§ Problem to work on
Each line that follows is to be retyped exactly.

Data records:

• • • • • • •

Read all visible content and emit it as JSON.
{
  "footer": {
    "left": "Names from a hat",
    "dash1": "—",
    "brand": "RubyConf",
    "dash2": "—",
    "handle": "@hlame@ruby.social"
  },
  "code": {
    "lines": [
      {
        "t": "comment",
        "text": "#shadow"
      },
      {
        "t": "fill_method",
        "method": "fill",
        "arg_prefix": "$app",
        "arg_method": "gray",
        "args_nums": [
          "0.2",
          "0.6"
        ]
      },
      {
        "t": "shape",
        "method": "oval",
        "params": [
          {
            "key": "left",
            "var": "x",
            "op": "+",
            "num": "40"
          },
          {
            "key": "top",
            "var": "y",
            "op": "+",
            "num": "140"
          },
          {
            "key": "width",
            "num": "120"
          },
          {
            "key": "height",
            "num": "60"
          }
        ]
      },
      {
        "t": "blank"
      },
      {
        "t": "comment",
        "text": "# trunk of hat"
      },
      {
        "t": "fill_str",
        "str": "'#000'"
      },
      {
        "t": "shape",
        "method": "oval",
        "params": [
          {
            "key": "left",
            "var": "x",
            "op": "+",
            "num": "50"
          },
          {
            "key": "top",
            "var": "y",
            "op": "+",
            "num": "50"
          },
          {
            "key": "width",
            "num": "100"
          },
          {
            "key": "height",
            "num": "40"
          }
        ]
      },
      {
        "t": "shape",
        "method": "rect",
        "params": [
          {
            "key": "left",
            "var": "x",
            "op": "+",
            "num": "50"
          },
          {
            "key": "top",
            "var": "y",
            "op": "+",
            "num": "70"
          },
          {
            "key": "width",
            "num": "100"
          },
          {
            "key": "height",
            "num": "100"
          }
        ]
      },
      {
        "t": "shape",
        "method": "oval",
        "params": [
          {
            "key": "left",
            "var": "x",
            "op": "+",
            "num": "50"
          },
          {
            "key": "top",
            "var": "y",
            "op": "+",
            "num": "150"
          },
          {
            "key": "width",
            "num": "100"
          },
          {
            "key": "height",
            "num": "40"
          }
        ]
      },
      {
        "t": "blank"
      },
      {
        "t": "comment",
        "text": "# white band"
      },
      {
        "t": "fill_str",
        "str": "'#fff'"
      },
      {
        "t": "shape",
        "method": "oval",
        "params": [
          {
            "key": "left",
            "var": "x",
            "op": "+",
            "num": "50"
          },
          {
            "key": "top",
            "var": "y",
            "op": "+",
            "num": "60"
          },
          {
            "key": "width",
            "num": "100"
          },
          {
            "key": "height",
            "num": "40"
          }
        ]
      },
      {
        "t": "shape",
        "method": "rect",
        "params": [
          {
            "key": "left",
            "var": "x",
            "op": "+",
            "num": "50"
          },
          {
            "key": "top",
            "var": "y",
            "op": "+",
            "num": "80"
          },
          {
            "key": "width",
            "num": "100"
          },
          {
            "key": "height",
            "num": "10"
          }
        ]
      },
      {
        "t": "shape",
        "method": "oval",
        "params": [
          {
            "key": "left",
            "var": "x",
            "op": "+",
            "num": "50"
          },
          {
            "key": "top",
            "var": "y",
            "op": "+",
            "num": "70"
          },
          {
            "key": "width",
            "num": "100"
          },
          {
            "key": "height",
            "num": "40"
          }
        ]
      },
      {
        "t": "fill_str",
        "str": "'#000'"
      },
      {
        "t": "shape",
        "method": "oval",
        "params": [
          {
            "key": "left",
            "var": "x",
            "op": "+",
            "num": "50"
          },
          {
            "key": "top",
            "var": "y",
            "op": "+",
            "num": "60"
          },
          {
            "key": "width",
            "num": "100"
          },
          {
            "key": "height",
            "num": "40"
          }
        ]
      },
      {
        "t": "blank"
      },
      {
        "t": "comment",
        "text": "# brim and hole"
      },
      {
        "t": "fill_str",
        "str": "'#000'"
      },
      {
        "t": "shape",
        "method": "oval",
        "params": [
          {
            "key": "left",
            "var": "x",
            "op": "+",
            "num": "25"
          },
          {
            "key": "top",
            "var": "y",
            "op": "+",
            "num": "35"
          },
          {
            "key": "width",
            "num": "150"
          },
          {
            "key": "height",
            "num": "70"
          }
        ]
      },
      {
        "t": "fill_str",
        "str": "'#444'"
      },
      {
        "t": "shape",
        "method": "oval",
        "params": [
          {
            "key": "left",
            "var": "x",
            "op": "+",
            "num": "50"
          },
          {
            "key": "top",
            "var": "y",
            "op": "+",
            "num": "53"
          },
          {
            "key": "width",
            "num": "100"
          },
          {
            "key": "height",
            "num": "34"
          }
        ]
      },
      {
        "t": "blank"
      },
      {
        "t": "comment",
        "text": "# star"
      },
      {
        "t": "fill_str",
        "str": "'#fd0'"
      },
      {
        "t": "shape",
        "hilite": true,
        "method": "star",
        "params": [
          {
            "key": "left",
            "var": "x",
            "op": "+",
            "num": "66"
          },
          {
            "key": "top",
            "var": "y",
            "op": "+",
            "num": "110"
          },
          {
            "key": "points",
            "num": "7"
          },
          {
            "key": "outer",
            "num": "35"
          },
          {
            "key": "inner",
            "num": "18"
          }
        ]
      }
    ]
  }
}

• • • • • • •

§ Answer to the task
Read all visible content and emit it as JSON.
{
  "footer": {
    "left": "Names from a hat",
    "dash1": "—",
    "brand": "RubyConf",
    "dash2": "—",
    "handle": "@hlame@ruby.social"
  },
  "code": {
    "lines": [
      {
        "t": "comment",
        "text": "#shadow"
      },
      {
        "t": "fill_method",
        "method": "fill",
        "arg_prefix": "$app",
        "arg_method": "gray",
        "args_nums": [
          "0.2",
          "0.6"
        ]
      },
      {
        "t": "shape",
        "method": "oval",
        "params": [
          {
            "key": "left",
            "var": "x",
            "op": "+",
            "num": "40"
          },
          {
            "key": "top",
            "var": "y",
            "op": "+",
            "num": "140"
          },
          {
            "key": "width",
            "num": "120"
          },
          {
            "key": "height",
            "num": "60"
          }
        ]
      },
      {
        "t": "blank"
      },
      {
        "t": "comment",
        "text": "# trunk of hat"
      },
      {
        "t": "fill_str",
        "str": "'#000'"
      },
      {
        "t": "shape",
        "method": "oval",
        "params": [
          {
            "key": "left",
            "var": "x",
            "op": "+",
            "num": "50"
          },
          {
            "key": "top",
            "var": "y",
            "op": "+",
            "num": "50"
          },
          {
            "key": "width",
            "num": "100"
          },
          {
            "key": "height",
            "num": "40"
          }
        ]
      },
      {
        "t": "shape",
        "method": "rect",
        "params": [
          {
            "key": "left",
            "var": "x",
            "op": "+",
            "num": "50"
          },
          {
            "key": "top",
            "var": "y",
            "op": "+",
            "num": "70"
          },
          {
            "key": "width",
            "num": "100"
          },
          {
            "key": "height",
            "num": "100"
          }
        ]
      },
      {
        "t": "shape",
        "method": "oval",
        "params": [
          {
            "key": "left",
            "var": "x",
            "op": "+",
            "num": "50"
          },
          {
            "key": "top",
            "var": "y",
            "op": "+",
            "num": "150"
          },
          {
            "key": "width",
            "num": "100"
          },
          {
            "key": "height",
            "num": "40"
          }
        ]
      },
      {
        "t": "blank"
      },
      {
        "t": "comment",
        "text": "# white band"
      },
      {
        "t": "fill_str",
        "str": "'#fff'"
      },
      {
        "t": "shape",
        "method": "oval",
        "params": [
          {
            "key": "left",
            "var": "x",
            "op": "+",
            "num": "50"
          },
          {
            "key": "top",
            "var": "y",
            "op": "+",
            "num": "60"
          },
          {
            "key": "width",
            "num": "100"
          },
          {
            "key": "height",
            "num": "40"
          }
        ]
      },
      {
        "t": "shape",
        "method": "rect",
        "params": [
          {
            "key": "left",
            "var": "x",
            "op": "+",
            "num": "50"
          },
          {
            "key": "top",
            "var": "y",
            "op": "+",
            "num": "80"
          },
          {
            "key": "width",
            "num": "100"
          },
          {
            "key": "height",
            "num": "10"
          }
        ]
      },
      {
        "t": "shape",
        "method": "oval",
        "params": [
          {
            "key": "left",
            "var": "x",
            "op": "+",
            "num": "50"
          },
          {
            "key": "top",
            "var": "y",
            "op": "+",
            "num": "70"
          },
          {
            "key": "width",
            "num": "100"
          },
          {
            "key": "height",
            "num": "40"
          }
        ]
      },
      {
        "t": "fill_str",
        "str": "'#000'"
      },
      {
        "t": "shape",
        "method": "oval",
        "params": [
          {
            "key": "left",
            "var": "x",
            "op": "+",
            "num": "50"
          },
          {
            "key": "top",
            "var": "y",
            "op": "+",
            "num": "60"
          },
          {
            "key": "width",
            "num": "100"
          },
          {
            "key": "height",
            "num": "40"
          }
        ]
      },
      {
        "t": "blank"
      },
      {
        "t": "comment",
        "text": "# brim and hole"
      },
      {
        "t": "fill_str",
        "str": "'#000'"
      },
      {
        "t": "shape",
        "method": "oval",
        "params": [
          {
            "key": "left",
            "var": "x",
            "op": "+",
            "num": "25"
          },
          {
            "key": "top",
            "var": "y",
            "op": "+",
            "num": "35"
          },
          {
            "key": "width",
            "num": "150"
          },
          {
            "key": "height",
            "num": "70"
          }
        ]
      },
      {
        "t": "fill_str",
        "str": "'#444'"
      },
      {
        "t": "shape",
        "method": "oval",
        "params": [
          {
            "key": "left",
            "var": "x",
            "op": "+",
            "num": "50"
          },
          {
            "key": "top",
            "var": "y",
            "op": "+",
            "num": "53"
          },
          {
            "key": "width",
            "num": "100"
          },
          {
            "key": "height",
            "num": "34"
          }
        ]
      },
      {
        "t": "blank"
      },
      {
        "t": "comment",
        "text": "# star"
      },
      {
        "t": "fill_str",
        "str": "'#fd0'"
      },
      {
        "t": "shape",
        "hilite": true,
        "method": "star",
        "params": [
          {
            "key": "left",
            "var": "x",
            "op": "+",
            "num": "66"
          },
          {
            "key": "top",
            "var": "y",
            "op": "+",
            "num": "110"
          },
          {
            "key": "points",
            "num": "7"
          },
          {
            "key": "outer",
            "num": "35"
          },
          {
            "key": "inner",
            "num": "18"
          }
        ]
      }
    ]
  }
}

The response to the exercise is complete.